(PASSAGE SHOWN)
◆ ◆ ◆

Originally Posted by arthurprs

This runs a little faster here

Inlining the function copies it to the place, where it's used - so you will save a function call. On the other hand, it makes your code longer, and many inlines in a row make the code slower.
I've made a version that uses vector SSE instructions instead of scalar SSE like FPC does: fewer instructions, but it's slower in my tests

Here's the code nevertheless:
[pascal]{
parameter passing (this is how FPC 2.2.0 at -O3 passes parameters to pascal Cross function; all pointers):
Var A located in register eax
Var B located in register edx
Var $result located in register ecx
}
procedure Cross_vec(out Result: TVector4f; const A, B: TVector4f); assembler; nostackframe;
asm
movdqu xmm2, [edx] // load A1
movdqu xmm1, [ecx] // load B
movdqa xmm0, xmm2 // load A
movdqa xmm3, xmm1 // load B1

shufps xmm2, xmm2, $C9 // shuffle A1
shufps xmm1, xmm1, $C9 // shuffle B

mulps xmm0, xmm1 // A * B = C
mulps xmm3, xmm2 // B1 * A1 = D

subps xmm0, xmm3 // C - D = R
shufps xmm0, xmm0, $C9 // shuffle R

movdqu [eax], xmm0 // return R
end;[/pascal]

◆ ◆ ◆

(DATASET EXCERPTS)
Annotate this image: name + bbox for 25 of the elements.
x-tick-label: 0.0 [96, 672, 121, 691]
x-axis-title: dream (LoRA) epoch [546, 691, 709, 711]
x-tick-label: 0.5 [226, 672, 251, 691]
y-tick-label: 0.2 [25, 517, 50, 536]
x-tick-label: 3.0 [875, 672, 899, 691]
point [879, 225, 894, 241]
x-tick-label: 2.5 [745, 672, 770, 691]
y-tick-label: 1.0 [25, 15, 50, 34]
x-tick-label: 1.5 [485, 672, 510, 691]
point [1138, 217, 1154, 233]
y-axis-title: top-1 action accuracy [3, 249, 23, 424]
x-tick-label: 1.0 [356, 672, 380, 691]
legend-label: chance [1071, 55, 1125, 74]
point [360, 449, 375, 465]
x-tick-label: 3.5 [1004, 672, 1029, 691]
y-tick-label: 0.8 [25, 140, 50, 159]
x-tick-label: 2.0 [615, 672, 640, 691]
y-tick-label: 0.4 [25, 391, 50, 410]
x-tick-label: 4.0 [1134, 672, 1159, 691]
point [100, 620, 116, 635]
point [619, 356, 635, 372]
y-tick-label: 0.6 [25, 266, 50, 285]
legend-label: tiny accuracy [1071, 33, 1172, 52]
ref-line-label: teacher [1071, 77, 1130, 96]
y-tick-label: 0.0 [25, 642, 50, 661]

◆ ◆ ◆

(WRITTEN TASKS)
(1) According to the forum post, which compiler version and optimization level does the parameter-passing comment describe?
(2) Condense the paragraph of the forum post that begins "Inlining the function copies it" into one shorter sentence that keeps its main facts.
(3) Reproduce the forum post word for word, everything from "Inlining the function" down to "the code slower.".
The data shown here come from a separate source.

(ANSWERS PER TASK)
(1) FPC 2.2.0 at -O3.

(2) Inlining puts a copy of the function where it is used, saving a function call, but it lengthens the code, and many inlines in a row slow it down.

(3)
Inlining the function copies it to the place, where it's used - so you will save a function call. On the other hand, it makes your code longer, and many inlines in a row make the code slower.